__PAGE TEXT__.
Section 128B(5) creates a shortcut to establishing that a bankrupt was intending to defeat his creditors in making superannuation contributions. In the absence of proper books and records of the bankrupt’s business, the section presumes the bankrupt was insolvent, which in turn deems the relevant purpose to exist. But records of what business?

In the case of Re Andrew Superannuation Fund v Sijabat [2023] FCAFC 6, the Full Federal Court considered for the first time the scope of this presumption as it applies to superannuation contributions made prior to bankruptcy.

Facts

The appellant (Mr Do) made contributions to his superannuation fund over several years. In mid-2010, the appellant’s dental practice ceased trading and ultimately he became bankrupt. His trustee in bankruptcy sought to recover the superannuation contributions.

Primary Court Decision

The Trial Judge in the Federal Circuit and Family Court of Australia (Div 2) made an order that payments made by the appellant into the superannuation fund during the relevant financial years were void due to the provisions in s 128B of the Bankruptcy Act 1966 (Cth) (‘the Act’).

__COLLECTED MATERIAL__.
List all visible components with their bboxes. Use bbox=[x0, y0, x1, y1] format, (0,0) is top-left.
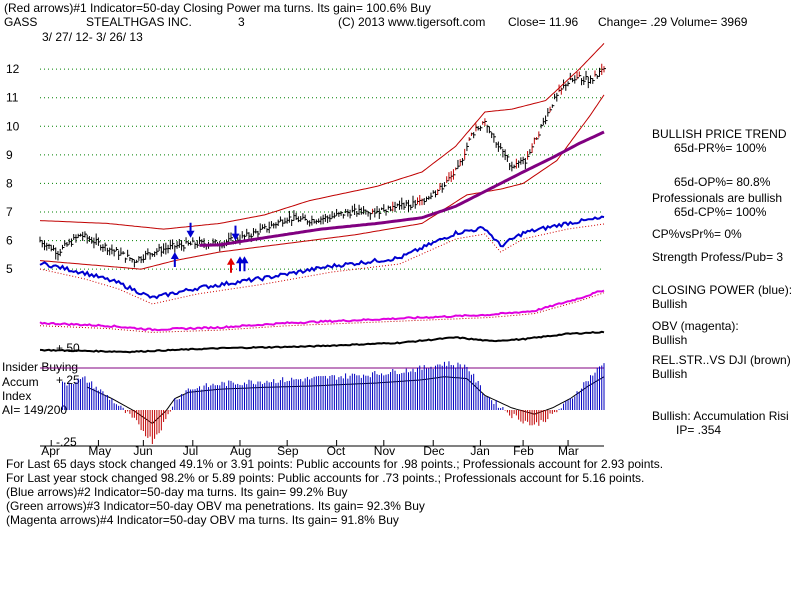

__WHAT IS ASKED__.
1. In the passage on Section 128B of the Bankruptcy Act, how does Section 128B(5) serve as a shortcut to showing that a bankrupt meant to defeat his creditors when making superannuation contributions?
2. Retype the passage on Section 128B of the Bankruptcy Act, starting with "Section 128B(5) creates" and going on through "prior to bankruptcy.".
3. Write what comes next in the passage on Section 128B of the Bankruptcy Act, beginning after its last sentence.

__THE REPLIES__.
1. When the bankrupt has no proper books and records of his business, Section 128B(5) presumes that he was insolvent. That presumed insolvency in turn deems the purpose of defeating creditors to exist.

2.
Section 128B(5) creates a shortcut to establishing that a bankrupt was intending to defeat his creditors in making superannuation contributions. In the absence of proper books and records of the bankrupt’s business, the section presumes the bankrupt was insolvent, which in turn deems the relevant purpose to exist. But records of what business?

In the case of Re Andrew Superannuation Fund v Sijabat [2023] FCAFC 6, the Full Federal Court considered for the first time the scope of this presumption as it applies to superannuation contributions made prior to bankruptcy.

3.
Importantly the Trial Judge found that the appellant was deemed to be insolvent (and therefore have had the intention of defeating his creditors by making the contributions) because of a finding pursuant to s128B(5) that the bankrupt had failed to keep books and records “in relation to the business carried on by [the bankrupt]”. The bankrupt and his super fund appealed.

The Bankruptcy Act

Section 128B of the Act allows a bankruptcy trustee to recover superannuation contributions made with the intention to defeat creditors of a bankrupt.

Section 128B(1) states that a transfer of property by a person who later becomes bankrupt (transferor) to another person is void if:

(c) The transferor’s main purpose in making the transfer was:

  • To prevent the transferred property from becoming divisible among the transferor’s creditors or
  • To hinder or delay the process of making property available for division among the transferor’s creditors.

Section 128B(2) deems a bankrupt to have had the intention of defeating creditors if the bankrupt was (or was about to become) insolvent at the time of the transfer.

In turn, a rebuttable presumption of insolvency arises under s 128B(5) of the Act if it is established that the transferor:

  • had not, kept such books, accounts and records as are usual and proper in relation to the business carried on by the transferor and as sufficiently disclose the transferor’s business transactions and financial position or
  • having kept such books, accounts and records, has not preserved them.

The emphasised words became critical in the appeal. No case had previously determined the scope of the presumption in s128B(5) or how it is to operate in the context of the voidable transaction regime in s128B (or indeed the equivalent regime in s121 relating to general transfers to defeat creditors).

Full Federal Court Decision – What Business?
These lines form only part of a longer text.